## Task goal
What follows is a block of records; reproduce all of it verbatim.

## Records shown
━━━━━━━━━━━━━━━━

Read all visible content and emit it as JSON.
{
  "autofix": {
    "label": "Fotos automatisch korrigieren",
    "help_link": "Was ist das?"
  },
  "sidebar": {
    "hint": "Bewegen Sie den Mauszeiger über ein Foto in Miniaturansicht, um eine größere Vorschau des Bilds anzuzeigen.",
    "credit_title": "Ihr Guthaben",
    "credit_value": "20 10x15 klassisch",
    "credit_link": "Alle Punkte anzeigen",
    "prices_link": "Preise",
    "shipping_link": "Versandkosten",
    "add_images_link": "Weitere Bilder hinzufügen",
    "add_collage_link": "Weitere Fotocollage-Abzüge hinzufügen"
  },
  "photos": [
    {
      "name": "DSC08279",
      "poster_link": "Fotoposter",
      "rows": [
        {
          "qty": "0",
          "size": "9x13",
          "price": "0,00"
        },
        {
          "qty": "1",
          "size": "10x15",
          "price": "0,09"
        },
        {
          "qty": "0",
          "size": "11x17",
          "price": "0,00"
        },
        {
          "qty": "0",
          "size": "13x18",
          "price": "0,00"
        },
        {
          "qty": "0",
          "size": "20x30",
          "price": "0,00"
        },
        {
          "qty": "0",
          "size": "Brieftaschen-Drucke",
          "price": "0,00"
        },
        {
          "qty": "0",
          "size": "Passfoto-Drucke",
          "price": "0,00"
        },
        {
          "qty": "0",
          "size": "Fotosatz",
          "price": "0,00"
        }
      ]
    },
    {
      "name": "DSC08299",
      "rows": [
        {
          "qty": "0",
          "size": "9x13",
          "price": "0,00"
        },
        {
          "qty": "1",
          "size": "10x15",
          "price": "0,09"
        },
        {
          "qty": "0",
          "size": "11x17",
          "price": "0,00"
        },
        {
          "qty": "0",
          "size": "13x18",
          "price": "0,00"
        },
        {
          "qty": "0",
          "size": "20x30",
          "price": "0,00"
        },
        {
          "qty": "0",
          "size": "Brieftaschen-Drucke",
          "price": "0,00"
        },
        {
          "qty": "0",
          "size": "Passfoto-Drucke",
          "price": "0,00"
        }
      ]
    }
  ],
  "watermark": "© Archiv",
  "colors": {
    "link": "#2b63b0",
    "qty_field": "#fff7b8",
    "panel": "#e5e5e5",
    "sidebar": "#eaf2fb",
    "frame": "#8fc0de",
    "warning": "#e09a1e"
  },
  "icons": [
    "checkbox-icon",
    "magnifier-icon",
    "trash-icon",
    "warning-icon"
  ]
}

━━━━━━━━━━━━━━━━

## Reply
Read all visible content and emit it as JSON.
{
  "autofix": {
    "label": "Fotos automatisch korrigieren",
    "help_link": "Was ist das?"
  },
  "sidebar": {
    "hint": "Bewegen Sie den Mauszeiger über ein Foto in Miniaturansicht, um eine größere Vorschau des Bilds anzuzeigen.",
    "credit_title": "Ihr Guthaben",
    "credit_value": "20 10x15 klassisch",
    "credit_link": "Alle Punkte anzeigen",
    "prices_link": "Preise",
    "shipping_link": "Versandkosten",
    "add_images_link": "Weitere Bilder hinzufügen",
    "add_collage_link": "Weitere Fotocollage-Abzüge hinzufügen"
  },
  "photos": [
    {
      "name": "DSC08279",
      "poster_link": "Fotoposter",
      "rows": [
        {
          "qty": "0",
          "size": "9x13",
          "price": "0,00"
        },
        {
          "qty": "1",
          "size": "10x15",
          "price": "0,09"
        },
        {
          "qty": "0",
          "size": "11x17",
          "price": "0,00"
        },
        {
          "qty": "0",
          "size": "13x18",
          "price": "0,00"
        },
        {
          "qty": "0",
          "size": "20x30",
          "price": "0,00"
        },
        {
          "qty": "0",
          "size": "Brieftaschen-Drucke",
          "price": "0,00"
        },
        {
          "qty": "0",
          "size": "Passfoto-Drucke",
          "price": "0,00"
        },
        {
          "qty": "0",
          "size": "Fotosatz",
          "price": "0,00"
        }
      ]
    },
    {
      "name": "DSC08299",
      "rows": [
        {
          "qty": "0",
          "size": "9x13",
          "price": "0,00"
        },
        {
          "qty": "1",
          "size": "10x15",
          "price": "0,09"
        },
        {
          "qty": "0",
          "size": "11x17",
          "price": "0,00"
        },
        {
          "qty": "0",
          "size": "13x18",
          "price": "0,00"
        },
        {
          "qty": "0",
          "size": "20x30",
          "price": "0,00"
        },
        {
          "qty": "0",
          "size": "Brieftaschen-Drucke",
          "price": "0,00"
        },
        {
          "qty": "0",
          "size": "Passfoto-Drucke",
          "price": "0,00"
        }
      ]
    }
  ],
  "watermark": "© Archiv",
  "colors": {
    "link": "#2b63b0",
    "qty_field": "#fff7b8",
    "panel": "#e5e5e5",
    "sidebar": "#eaf2fb",
    "frame": "#8fc0de",
    "warning": "#e09a1e"
  },
  "icons": [
    "checkbox-icon",
    "magnifier-icon",
    "trash-icon",
    "warning-icon"
  ]
}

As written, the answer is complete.